#### Material supplied
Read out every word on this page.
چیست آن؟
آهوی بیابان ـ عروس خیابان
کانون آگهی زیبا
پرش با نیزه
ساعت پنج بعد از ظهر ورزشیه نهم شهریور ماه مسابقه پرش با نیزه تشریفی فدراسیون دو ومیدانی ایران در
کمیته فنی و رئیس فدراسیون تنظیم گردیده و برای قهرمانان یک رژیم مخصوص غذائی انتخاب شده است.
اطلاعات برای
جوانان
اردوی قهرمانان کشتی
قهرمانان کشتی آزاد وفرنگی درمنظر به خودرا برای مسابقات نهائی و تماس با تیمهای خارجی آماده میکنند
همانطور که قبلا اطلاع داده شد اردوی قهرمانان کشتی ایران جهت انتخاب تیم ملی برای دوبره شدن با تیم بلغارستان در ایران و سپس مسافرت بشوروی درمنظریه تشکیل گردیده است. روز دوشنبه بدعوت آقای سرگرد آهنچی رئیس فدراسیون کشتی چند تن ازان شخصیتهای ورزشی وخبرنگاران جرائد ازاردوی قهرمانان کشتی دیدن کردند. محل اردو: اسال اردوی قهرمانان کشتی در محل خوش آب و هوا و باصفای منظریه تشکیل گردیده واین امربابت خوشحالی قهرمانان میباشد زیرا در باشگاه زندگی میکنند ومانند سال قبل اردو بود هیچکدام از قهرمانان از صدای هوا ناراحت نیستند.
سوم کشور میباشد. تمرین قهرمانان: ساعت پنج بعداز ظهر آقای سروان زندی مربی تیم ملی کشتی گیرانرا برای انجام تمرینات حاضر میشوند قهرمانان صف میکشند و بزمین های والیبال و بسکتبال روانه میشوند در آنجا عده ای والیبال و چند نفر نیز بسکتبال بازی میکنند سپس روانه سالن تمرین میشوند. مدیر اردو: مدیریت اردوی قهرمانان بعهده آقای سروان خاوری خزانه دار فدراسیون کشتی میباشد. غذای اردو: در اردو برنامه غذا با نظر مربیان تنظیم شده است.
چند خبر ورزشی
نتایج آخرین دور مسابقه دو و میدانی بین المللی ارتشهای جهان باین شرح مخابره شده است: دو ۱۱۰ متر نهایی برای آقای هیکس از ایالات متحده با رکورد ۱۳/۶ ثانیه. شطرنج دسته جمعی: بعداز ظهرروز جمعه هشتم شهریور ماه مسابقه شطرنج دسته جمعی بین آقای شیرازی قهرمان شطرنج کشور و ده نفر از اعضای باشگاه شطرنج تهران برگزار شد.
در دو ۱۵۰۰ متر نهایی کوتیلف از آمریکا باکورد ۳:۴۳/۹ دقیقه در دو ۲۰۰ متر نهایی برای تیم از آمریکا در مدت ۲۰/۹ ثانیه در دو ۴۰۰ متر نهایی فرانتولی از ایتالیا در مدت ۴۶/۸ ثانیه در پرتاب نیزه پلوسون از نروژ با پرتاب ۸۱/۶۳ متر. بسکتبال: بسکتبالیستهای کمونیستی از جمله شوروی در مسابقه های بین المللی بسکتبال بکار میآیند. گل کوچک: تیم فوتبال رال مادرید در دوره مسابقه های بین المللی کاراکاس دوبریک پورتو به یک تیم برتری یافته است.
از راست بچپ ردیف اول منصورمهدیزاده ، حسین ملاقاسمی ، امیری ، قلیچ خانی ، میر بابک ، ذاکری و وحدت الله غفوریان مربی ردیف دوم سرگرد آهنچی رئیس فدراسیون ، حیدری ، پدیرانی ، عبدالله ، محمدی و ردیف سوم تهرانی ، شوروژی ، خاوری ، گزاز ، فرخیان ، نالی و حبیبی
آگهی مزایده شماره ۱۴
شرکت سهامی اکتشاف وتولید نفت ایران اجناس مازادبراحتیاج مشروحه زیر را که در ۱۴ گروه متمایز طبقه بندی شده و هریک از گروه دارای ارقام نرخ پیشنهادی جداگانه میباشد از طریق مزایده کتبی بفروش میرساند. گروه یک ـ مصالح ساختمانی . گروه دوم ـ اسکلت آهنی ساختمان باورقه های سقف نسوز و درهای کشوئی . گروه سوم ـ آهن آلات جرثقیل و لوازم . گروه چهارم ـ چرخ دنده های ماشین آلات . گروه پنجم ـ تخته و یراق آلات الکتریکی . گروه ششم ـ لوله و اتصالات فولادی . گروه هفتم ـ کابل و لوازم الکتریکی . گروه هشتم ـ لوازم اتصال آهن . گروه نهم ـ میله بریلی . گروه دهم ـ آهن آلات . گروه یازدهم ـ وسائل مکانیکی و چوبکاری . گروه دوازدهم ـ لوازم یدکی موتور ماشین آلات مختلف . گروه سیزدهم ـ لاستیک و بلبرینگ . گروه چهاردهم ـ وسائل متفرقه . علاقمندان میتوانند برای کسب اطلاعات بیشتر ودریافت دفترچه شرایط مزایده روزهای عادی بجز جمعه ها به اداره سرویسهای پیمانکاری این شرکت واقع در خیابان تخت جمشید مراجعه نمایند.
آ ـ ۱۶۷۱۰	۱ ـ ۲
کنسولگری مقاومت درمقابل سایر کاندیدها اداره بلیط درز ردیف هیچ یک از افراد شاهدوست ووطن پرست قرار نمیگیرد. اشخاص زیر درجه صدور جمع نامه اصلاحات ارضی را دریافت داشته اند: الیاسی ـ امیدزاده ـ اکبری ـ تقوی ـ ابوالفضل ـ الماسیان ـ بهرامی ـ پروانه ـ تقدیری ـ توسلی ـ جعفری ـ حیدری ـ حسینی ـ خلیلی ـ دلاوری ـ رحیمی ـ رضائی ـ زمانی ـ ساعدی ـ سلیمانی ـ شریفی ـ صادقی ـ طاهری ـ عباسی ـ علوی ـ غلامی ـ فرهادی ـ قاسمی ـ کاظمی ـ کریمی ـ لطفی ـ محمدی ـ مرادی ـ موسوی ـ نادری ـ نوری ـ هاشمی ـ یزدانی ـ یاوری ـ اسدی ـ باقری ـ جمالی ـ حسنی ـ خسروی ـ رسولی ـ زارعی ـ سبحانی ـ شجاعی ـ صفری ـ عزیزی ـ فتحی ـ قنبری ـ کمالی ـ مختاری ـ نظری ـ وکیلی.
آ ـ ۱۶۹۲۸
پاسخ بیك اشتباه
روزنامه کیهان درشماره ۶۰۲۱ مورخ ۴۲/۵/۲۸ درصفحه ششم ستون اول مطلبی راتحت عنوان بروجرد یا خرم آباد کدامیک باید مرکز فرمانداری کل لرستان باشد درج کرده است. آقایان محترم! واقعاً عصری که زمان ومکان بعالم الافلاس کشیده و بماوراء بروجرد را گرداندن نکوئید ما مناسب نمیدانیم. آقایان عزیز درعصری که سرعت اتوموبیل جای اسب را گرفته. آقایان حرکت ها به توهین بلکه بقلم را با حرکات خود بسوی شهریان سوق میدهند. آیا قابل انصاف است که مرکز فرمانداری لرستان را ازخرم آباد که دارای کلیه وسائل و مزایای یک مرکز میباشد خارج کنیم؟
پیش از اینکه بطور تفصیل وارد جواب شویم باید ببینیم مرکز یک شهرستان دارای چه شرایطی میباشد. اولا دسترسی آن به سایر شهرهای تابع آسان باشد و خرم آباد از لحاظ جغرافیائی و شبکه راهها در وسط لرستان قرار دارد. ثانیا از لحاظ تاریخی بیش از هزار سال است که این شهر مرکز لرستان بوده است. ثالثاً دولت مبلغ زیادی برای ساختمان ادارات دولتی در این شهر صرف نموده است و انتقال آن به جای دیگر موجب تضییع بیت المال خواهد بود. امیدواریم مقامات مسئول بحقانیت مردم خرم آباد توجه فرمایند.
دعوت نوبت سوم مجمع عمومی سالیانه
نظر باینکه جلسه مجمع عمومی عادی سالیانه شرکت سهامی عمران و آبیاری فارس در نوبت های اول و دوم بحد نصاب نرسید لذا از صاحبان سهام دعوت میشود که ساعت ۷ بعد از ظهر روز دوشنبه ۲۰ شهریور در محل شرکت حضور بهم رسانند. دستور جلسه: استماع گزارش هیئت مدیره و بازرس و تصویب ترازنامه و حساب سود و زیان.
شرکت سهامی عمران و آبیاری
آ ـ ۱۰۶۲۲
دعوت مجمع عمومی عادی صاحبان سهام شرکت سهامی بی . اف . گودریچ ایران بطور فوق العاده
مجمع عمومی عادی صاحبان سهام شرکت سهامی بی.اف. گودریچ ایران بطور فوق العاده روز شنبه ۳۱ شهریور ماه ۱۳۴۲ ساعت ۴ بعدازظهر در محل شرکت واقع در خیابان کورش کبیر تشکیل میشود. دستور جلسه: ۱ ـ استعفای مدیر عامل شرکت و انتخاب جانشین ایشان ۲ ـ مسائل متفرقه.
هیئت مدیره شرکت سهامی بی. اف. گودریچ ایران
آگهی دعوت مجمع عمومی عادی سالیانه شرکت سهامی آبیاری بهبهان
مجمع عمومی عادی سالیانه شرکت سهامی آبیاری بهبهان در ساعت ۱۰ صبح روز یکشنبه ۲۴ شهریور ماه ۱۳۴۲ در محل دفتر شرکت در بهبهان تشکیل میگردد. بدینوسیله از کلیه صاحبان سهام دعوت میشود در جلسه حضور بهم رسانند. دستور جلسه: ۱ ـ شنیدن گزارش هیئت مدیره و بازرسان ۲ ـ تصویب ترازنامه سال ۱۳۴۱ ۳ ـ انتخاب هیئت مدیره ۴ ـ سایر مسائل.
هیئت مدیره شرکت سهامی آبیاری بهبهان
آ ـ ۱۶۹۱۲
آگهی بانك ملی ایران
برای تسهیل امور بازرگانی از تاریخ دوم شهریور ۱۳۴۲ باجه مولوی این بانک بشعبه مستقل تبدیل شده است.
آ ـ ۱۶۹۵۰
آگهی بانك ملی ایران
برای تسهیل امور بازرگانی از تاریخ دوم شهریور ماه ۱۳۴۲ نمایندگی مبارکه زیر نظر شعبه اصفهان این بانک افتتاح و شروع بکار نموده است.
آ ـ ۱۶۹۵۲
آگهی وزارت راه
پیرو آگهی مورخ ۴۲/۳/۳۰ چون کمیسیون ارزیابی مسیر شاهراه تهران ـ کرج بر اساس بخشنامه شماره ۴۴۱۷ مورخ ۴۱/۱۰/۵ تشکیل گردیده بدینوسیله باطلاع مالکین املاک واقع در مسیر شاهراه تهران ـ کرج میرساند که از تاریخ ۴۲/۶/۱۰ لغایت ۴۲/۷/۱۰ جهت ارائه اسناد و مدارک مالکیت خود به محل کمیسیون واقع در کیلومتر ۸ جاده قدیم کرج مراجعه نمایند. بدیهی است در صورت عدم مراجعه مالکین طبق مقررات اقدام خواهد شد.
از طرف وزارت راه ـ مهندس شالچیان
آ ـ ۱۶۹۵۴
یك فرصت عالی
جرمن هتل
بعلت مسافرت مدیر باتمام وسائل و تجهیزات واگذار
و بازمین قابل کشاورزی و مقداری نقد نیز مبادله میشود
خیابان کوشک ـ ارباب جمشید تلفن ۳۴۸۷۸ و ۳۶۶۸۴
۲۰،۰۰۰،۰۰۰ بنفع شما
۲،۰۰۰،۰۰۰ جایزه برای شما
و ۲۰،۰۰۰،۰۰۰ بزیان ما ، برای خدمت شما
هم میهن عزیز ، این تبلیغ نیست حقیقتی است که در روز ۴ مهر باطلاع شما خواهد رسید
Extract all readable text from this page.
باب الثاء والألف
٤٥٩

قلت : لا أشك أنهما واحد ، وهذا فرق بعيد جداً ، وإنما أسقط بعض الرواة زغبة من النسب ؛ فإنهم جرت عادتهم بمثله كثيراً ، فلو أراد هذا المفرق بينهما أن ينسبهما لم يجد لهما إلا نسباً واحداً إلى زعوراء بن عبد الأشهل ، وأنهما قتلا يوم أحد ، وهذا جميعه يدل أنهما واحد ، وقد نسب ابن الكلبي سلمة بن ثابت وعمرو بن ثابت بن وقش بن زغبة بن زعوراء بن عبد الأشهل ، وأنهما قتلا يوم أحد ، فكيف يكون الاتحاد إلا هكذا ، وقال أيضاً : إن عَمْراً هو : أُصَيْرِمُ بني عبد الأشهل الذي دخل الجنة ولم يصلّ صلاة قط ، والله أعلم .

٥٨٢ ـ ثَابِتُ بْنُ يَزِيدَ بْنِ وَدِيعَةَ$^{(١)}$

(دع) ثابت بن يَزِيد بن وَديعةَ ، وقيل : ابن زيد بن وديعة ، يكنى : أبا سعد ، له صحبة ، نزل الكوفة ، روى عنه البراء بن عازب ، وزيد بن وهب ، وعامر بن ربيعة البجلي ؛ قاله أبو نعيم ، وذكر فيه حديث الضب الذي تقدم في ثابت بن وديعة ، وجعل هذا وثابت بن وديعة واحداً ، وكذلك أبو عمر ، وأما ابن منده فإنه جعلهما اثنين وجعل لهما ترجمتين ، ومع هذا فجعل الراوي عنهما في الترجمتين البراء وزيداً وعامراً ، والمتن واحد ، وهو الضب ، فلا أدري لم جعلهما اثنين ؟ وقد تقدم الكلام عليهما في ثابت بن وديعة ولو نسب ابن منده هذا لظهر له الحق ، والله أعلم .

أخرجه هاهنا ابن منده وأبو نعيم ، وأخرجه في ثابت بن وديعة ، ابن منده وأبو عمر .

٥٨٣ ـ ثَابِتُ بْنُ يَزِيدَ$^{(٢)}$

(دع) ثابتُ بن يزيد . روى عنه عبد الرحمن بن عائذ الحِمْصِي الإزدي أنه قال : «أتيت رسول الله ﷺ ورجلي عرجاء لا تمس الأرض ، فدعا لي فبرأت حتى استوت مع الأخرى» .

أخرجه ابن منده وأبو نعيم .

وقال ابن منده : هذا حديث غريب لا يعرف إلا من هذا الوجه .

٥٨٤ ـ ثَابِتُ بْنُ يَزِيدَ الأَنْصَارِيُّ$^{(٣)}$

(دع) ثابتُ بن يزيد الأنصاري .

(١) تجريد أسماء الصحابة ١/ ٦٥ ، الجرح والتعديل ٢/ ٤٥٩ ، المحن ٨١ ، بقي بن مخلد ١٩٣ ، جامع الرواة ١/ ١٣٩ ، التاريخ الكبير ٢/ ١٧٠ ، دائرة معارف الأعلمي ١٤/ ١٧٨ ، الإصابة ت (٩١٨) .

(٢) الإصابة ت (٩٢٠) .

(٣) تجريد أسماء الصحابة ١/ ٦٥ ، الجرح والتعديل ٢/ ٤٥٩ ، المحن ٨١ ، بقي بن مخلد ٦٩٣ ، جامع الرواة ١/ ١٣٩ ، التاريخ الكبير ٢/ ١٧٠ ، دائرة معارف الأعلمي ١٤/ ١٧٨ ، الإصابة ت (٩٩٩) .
########
▸ Exercise aim: Count how many lines include the string "العاده". Nothing but the number is needed.

▸ Written response: 2